How many lines in these records hold the string "Relative"? Reply with the number alone.

(Stored entries)
==*==

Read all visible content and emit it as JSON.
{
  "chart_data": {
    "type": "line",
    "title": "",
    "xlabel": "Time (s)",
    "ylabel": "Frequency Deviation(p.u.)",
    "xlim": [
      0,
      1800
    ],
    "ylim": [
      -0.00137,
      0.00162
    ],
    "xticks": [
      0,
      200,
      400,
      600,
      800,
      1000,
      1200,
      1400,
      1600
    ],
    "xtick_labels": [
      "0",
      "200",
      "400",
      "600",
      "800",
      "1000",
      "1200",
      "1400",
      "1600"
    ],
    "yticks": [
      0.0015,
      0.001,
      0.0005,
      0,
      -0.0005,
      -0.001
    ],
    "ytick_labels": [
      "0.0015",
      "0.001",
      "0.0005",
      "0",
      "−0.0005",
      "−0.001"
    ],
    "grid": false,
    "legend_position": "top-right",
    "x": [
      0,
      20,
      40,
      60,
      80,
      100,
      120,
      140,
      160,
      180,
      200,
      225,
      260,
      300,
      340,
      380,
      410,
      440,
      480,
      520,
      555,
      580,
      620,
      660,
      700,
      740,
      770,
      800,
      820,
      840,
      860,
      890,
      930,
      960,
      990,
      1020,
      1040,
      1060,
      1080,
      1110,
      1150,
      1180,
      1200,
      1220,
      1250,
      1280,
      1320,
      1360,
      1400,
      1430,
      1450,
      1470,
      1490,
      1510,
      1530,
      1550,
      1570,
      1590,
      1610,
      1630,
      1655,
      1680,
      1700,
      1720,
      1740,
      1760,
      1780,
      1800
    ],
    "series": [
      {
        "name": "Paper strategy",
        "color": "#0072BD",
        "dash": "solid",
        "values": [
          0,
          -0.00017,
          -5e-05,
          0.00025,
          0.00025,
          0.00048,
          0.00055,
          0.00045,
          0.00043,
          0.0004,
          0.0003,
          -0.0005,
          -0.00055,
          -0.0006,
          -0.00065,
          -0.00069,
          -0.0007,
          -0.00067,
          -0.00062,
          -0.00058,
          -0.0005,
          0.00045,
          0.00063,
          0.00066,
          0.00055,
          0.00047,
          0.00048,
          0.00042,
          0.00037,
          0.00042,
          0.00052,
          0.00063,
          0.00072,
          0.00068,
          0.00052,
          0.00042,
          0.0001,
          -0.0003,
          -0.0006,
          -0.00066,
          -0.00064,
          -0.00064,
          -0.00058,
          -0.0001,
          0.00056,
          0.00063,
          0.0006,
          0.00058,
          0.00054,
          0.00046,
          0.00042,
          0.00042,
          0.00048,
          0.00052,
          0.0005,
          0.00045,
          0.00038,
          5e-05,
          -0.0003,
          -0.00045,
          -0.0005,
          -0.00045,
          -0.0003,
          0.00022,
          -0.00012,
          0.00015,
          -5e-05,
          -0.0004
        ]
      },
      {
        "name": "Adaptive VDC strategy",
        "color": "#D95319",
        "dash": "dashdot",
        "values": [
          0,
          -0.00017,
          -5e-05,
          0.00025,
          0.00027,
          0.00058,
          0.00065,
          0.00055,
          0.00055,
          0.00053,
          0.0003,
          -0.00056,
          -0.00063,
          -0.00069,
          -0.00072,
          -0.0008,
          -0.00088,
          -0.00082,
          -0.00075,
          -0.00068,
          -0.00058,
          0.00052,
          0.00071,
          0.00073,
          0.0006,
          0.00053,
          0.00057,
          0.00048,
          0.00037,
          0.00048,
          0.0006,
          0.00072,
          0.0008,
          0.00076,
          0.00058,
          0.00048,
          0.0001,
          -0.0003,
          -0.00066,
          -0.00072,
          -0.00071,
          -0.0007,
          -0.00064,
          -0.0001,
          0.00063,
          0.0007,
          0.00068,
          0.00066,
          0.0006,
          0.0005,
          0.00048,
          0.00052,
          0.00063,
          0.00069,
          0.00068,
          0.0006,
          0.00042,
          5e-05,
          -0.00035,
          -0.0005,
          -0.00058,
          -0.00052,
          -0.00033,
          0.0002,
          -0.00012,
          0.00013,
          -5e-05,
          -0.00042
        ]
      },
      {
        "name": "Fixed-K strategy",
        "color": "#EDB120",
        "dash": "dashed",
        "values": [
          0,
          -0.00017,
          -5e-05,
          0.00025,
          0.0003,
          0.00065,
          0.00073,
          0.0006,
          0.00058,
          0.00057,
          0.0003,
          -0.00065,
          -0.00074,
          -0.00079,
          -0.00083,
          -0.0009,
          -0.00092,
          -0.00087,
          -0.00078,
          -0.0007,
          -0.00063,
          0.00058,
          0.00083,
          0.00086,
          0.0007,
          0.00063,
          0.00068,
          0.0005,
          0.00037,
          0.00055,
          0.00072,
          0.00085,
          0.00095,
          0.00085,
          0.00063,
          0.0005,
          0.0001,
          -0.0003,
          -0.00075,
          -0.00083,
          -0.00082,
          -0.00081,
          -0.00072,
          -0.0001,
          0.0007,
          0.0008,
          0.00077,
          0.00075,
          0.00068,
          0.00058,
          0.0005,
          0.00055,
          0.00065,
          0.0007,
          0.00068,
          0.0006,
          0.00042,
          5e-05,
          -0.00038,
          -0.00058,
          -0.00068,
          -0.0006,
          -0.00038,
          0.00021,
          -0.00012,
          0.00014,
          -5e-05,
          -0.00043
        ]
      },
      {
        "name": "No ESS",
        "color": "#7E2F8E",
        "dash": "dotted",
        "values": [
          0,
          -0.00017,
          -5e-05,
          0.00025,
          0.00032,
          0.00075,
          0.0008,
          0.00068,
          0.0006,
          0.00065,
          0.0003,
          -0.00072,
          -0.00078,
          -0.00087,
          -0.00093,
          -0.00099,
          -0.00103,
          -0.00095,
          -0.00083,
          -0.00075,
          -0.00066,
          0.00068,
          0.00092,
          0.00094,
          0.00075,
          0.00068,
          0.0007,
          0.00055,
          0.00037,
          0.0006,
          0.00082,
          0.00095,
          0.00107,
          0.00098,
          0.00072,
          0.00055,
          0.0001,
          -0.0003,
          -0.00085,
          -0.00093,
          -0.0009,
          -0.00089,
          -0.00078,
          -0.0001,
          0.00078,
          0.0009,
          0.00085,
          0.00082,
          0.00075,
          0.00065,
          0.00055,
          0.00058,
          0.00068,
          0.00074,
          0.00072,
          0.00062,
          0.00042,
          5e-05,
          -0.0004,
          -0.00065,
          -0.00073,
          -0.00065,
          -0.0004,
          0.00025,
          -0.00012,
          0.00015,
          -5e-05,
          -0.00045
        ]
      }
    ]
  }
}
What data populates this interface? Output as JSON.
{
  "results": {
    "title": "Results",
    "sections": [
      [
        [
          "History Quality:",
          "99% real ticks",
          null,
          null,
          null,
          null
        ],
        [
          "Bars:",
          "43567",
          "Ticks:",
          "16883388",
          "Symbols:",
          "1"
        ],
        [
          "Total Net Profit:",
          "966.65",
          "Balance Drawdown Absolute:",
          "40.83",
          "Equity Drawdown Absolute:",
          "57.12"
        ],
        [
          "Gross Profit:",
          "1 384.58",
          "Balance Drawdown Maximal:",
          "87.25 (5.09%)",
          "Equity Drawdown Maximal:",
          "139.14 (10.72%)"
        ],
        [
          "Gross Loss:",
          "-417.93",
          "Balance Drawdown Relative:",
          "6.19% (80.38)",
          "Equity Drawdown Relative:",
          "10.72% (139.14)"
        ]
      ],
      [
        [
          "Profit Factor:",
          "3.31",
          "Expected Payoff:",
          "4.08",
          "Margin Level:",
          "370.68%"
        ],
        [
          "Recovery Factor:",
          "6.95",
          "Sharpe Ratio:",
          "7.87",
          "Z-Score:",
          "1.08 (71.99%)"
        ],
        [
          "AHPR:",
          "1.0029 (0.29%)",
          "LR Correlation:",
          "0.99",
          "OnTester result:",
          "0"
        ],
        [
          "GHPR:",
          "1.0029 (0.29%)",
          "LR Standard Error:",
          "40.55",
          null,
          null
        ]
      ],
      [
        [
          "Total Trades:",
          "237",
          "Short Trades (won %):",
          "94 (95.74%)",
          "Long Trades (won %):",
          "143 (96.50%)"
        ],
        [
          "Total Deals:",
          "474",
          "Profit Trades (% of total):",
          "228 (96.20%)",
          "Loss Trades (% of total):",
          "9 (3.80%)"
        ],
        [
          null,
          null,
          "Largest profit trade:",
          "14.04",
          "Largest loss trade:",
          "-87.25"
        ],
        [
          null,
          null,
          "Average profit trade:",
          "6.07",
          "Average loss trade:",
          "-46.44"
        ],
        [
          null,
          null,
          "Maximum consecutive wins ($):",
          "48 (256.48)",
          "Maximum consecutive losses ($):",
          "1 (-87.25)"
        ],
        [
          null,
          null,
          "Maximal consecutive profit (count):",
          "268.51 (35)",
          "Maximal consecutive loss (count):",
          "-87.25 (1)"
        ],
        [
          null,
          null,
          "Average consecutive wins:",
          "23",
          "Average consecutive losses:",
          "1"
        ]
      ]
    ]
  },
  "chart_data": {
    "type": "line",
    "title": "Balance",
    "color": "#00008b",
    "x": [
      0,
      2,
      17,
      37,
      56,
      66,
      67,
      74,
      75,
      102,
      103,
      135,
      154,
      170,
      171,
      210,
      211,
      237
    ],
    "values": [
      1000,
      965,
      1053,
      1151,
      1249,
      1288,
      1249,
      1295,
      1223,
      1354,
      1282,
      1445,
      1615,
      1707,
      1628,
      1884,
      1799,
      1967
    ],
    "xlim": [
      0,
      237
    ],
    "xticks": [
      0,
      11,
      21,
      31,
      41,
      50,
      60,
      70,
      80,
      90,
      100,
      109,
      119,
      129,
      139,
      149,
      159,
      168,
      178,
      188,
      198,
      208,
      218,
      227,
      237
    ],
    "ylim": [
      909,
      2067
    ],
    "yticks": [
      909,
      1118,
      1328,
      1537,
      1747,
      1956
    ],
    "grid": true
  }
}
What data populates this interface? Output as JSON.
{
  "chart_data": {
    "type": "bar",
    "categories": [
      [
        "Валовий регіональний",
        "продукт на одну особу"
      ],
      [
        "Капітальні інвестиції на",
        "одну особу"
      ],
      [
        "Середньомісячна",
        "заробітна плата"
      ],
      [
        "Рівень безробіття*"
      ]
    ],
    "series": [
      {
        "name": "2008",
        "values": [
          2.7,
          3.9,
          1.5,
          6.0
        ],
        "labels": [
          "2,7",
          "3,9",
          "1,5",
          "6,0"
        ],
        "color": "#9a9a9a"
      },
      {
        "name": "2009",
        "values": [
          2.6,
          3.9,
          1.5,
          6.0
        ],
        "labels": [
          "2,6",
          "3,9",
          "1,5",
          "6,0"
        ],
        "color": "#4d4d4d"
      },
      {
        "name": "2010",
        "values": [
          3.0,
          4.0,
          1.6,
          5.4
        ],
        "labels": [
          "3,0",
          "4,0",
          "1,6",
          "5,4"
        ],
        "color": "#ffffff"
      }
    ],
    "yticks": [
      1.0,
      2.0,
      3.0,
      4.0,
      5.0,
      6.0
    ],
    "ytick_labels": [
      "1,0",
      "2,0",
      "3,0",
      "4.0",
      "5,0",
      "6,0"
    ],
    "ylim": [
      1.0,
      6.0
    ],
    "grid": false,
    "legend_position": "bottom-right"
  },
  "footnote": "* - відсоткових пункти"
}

==*==

Written answer
2